_Exercise_:
Report how many lines below contain the word "Year". Give only the number.

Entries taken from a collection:

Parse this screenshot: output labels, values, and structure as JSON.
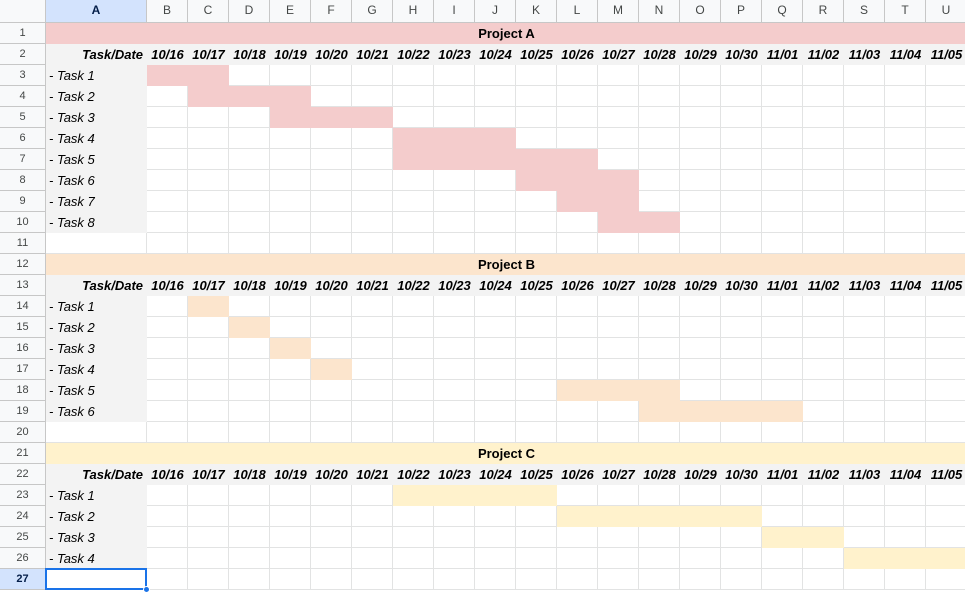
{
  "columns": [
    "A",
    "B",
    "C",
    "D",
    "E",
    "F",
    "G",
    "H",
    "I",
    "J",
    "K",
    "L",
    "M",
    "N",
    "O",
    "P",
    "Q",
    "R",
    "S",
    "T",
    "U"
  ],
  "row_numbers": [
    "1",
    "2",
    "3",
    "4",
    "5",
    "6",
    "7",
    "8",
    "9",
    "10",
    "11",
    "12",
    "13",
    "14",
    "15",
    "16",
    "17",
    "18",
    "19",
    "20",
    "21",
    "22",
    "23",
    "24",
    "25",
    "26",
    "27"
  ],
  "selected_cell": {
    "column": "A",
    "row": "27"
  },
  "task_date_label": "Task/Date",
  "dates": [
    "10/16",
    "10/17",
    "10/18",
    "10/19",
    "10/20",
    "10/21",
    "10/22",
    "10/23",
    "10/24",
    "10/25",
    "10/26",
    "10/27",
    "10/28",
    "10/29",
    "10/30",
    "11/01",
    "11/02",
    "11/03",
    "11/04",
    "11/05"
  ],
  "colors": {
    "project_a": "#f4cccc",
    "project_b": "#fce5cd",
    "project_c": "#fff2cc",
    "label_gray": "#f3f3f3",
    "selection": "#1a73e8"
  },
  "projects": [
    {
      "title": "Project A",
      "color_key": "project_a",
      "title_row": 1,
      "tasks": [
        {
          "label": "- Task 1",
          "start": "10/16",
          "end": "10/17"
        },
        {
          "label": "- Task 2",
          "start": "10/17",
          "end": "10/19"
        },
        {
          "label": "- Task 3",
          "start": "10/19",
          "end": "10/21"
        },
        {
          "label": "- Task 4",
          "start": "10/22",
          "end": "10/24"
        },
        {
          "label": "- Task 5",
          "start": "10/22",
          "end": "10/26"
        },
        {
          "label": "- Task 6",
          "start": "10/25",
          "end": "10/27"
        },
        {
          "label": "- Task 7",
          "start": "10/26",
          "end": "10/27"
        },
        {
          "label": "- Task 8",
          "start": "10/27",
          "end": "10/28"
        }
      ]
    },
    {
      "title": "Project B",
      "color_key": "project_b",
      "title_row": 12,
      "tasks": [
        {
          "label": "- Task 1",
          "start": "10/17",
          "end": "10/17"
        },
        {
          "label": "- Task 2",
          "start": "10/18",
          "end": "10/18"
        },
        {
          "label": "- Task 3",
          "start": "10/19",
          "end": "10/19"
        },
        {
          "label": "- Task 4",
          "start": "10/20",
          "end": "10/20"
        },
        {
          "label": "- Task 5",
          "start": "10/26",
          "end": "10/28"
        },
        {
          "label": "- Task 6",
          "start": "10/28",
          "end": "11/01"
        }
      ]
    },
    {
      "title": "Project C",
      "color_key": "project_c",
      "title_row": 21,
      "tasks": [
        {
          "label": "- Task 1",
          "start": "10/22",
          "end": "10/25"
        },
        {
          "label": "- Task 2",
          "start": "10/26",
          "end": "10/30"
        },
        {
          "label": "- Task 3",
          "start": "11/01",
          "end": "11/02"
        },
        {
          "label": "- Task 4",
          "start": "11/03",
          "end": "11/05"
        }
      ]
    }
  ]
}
...
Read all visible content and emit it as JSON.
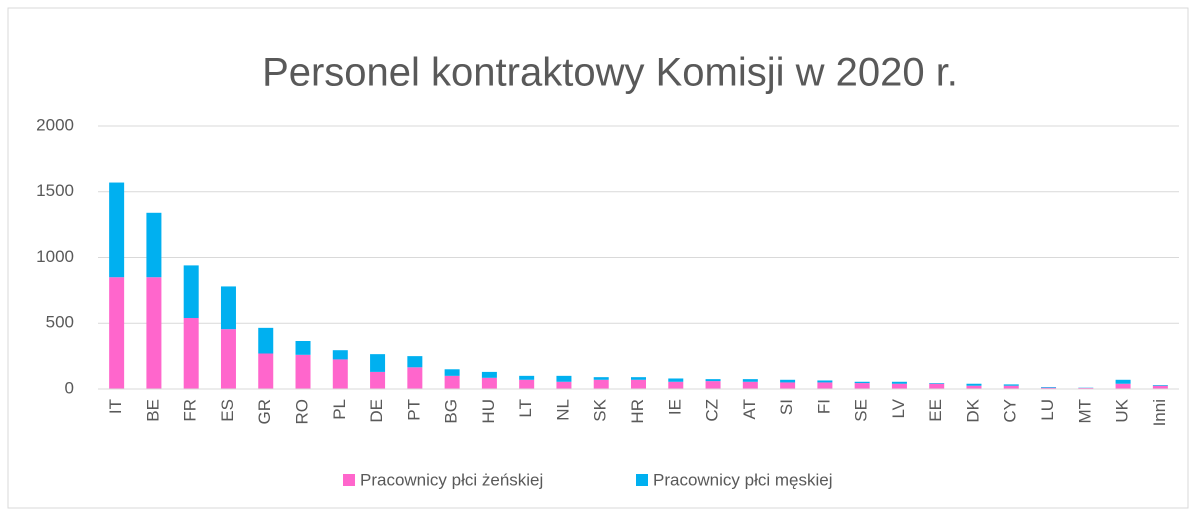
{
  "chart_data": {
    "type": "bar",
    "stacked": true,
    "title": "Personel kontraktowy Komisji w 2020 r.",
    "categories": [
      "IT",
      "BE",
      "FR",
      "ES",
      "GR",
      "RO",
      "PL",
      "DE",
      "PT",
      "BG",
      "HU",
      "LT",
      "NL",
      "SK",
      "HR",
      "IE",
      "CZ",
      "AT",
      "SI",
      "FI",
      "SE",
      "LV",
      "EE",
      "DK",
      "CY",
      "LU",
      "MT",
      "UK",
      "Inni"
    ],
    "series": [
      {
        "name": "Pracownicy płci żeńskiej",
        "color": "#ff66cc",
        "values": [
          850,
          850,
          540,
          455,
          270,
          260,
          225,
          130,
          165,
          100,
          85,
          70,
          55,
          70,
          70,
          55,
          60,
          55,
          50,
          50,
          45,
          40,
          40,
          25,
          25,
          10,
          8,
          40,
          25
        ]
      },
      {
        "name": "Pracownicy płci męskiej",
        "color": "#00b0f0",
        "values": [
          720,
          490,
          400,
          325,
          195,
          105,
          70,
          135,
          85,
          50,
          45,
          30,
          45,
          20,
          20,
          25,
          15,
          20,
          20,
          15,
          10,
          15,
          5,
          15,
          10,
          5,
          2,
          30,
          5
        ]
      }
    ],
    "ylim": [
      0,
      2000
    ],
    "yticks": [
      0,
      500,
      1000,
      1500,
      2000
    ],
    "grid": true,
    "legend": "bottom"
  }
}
* * *
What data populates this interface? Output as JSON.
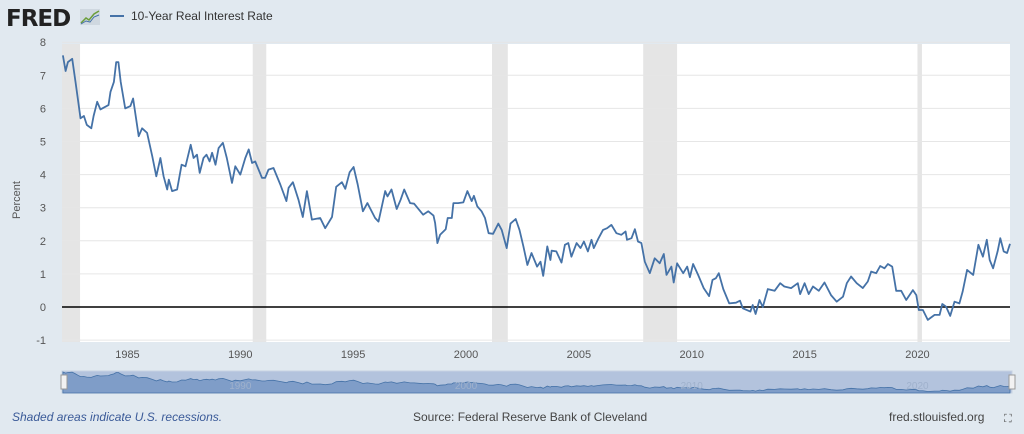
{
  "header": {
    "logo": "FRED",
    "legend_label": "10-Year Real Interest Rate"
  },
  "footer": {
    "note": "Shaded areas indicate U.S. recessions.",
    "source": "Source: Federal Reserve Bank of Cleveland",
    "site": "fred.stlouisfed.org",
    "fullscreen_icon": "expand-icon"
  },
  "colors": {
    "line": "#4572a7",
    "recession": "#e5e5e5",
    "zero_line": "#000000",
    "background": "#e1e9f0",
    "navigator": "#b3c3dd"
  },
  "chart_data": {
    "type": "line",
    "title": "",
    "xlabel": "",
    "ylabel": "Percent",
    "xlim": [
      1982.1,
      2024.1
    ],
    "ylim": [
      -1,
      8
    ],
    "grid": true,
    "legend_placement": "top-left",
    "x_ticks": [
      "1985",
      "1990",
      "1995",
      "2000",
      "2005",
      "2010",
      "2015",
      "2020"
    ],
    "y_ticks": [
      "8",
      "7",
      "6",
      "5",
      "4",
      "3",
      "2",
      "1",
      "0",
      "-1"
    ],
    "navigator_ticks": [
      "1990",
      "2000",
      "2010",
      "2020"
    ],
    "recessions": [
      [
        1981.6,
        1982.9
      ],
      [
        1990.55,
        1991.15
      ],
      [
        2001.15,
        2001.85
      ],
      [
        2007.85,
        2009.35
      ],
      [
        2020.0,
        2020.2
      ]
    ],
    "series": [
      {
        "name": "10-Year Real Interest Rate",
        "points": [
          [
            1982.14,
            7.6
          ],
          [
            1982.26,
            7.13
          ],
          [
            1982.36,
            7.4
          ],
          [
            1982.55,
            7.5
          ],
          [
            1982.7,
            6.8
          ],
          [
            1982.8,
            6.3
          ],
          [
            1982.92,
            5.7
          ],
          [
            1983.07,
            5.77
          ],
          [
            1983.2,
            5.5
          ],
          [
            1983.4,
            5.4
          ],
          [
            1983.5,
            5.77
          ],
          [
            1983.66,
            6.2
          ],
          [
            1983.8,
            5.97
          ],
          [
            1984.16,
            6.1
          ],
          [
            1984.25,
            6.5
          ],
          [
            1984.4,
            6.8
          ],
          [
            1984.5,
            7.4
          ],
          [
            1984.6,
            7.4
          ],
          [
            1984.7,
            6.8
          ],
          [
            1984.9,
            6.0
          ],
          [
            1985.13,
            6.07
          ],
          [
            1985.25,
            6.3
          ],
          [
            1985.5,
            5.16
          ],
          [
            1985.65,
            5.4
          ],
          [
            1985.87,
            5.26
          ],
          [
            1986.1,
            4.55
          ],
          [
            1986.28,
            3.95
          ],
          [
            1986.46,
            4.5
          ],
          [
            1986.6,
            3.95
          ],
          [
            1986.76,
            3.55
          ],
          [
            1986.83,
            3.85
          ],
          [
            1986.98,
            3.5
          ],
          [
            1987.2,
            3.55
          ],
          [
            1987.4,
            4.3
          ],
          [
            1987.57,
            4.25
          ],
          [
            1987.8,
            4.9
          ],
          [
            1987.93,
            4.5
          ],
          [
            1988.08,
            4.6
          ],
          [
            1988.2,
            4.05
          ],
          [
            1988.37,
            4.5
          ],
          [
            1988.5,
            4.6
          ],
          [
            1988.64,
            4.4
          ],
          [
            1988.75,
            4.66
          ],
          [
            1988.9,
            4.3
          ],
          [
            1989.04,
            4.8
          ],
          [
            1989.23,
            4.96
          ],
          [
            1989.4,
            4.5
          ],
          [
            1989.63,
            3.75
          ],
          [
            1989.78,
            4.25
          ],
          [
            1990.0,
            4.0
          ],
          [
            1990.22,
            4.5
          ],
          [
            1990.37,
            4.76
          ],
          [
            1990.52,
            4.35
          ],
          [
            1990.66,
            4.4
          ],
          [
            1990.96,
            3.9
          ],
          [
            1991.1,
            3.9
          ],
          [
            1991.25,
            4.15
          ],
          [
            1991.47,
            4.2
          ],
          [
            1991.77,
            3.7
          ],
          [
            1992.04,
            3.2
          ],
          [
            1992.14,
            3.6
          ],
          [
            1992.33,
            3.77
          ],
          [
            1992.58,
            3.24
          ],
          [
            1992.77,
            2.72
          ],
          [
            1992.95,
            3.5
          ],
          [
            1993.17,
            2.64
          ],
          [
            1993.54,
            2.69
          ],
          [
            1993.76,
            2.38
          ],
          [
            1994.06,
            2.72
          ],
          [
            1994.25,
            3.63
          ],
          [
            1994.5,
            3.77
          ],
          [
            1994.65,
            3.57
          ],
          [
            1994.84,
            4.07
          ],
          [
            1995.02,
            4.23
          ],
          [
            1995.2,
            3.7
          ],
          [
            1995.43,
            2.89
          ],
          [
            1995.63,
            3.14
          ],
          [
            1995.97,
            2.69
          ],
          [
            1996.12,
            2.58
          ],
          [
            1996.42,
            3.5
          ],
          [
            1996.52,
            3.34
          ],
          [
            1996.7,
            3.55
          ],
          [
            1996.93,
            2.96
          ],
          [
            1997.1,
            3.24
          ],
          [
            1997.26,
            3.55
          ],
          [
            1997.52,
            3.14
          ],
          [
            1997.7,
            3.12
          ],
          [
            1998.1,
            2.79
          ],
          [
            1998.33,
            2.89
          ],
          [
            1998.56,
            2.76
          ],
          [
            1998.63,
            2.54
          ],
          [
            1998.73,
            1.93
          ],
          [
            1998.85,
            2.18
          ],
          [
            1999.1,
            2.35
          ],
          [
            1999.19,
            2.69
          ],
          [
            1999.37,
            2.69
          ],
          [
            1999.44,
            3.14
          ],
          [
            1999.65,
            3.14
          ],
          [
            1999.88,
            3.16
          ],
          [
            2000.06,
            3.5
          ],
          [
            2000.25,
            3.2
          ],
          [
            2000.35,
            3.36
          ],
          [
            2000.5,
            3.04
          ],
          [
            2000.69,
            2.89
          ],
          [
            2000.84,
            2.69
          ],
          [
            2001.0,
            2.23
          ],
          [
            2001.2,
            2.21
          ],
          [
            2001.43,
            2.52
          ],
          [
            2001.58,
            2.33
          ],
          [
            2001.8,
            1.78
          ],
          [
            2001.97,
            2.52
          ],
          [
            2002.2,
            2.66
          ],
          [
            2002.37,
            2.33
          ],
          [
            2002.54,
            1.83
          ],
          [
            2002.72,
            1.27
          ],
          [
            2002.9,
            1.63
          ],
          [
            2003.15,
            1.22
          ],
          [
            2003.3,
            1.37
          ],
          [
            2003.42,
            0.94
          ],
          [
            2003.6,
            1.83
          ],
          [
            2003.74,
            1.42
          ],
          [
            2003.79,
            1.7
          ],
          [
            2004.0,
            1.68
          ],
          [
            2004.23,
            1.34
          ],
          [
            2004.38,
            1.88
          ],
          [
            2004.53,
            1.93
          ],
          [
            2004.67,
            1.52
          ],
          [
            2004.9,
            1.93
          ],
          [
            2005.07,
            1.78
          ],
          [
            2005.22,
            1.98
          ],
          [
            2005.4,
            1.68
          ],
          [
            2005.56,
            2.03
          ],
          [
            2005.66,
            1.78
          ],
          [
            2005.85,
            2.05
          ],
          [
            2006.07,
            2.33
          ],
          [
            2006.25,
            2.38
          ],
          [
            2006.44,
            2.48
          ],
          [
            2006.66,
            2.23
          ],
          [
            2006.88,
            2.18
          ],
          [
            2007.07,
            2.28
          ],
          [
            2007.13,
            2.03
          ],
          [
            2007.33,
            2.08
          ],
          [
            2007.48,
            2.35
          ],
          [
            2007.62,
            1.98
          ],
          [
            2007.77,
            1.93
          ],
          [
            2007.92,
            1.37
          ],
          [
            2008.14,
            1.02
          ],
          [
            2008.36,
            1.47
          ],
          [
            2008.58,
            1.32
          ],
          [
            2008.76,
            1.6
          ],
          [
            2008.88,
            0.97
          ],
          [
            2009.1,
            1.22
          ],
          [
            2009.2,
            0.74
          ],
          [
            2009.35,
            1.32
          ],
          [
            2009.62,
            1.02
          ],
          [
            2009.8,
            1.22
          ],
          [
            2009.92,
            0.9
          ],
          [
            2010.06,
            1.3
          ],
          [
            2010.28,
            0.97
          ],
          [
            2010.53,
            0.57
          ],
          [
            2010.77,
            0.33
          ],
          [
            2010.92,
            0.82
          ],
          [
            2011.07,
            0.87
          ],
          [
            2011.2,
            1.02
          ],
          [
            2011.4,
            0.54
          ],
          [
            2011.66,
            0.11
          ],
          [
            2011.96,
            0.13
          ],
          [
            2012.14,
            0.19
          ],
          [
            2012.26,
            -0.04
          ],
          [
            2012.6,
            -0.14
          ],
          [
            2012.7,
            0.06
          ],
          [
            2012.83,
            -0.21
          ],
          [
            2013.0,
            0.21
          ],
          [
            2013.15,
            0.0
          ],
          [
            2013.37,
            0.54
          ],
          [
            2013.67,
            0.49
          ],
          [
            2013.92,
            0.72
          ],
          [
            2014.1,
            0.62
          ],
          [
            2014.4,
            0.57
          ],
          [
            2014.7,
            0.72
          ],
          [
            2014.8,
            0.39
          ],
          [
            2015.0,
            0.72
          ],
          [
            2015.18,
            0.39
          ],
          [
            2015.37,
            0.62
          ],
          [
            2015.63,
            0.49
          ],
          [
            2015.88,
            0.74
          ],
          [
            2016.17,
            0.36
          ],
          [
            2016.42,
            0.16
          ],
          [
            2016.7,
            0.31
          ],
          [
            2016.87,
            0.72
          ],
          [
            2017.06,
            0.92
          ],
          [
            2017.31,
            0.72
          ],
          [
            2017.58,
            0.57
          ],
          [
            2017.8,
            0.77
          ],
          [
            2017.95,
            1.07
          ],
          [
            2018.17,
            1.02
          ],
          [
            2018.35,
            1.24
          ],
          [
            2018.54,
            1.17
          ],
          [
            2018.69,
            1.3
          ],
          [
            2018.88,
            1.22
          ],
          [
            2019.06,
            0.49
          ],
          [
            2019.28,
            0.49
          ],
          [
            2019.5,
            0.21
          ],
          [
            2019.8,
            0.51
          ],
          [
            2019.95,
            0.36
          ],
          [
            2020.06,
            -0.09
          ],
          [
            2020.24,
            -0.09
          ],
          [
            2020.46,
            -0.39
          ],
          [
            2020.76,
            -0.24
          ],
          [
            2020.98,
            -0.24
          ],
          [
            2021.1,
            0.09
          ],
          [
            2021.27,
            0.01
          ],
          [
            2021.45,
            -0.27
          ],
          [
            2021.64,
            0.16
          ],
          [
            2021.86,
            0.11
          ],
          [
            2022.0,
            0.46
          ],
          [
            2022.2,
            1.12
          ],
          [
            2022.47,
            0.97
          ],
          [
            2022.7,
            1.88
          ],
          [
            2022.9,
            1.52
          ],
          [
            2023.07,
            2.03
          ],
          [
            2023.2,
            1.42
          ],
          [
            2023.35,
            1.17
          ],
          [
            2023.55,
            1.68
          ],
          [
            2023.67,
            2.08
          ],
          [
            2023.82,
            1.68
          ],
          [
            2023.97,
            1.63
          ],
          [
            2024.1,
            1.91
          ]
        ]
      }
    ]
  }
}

_The solution_:
2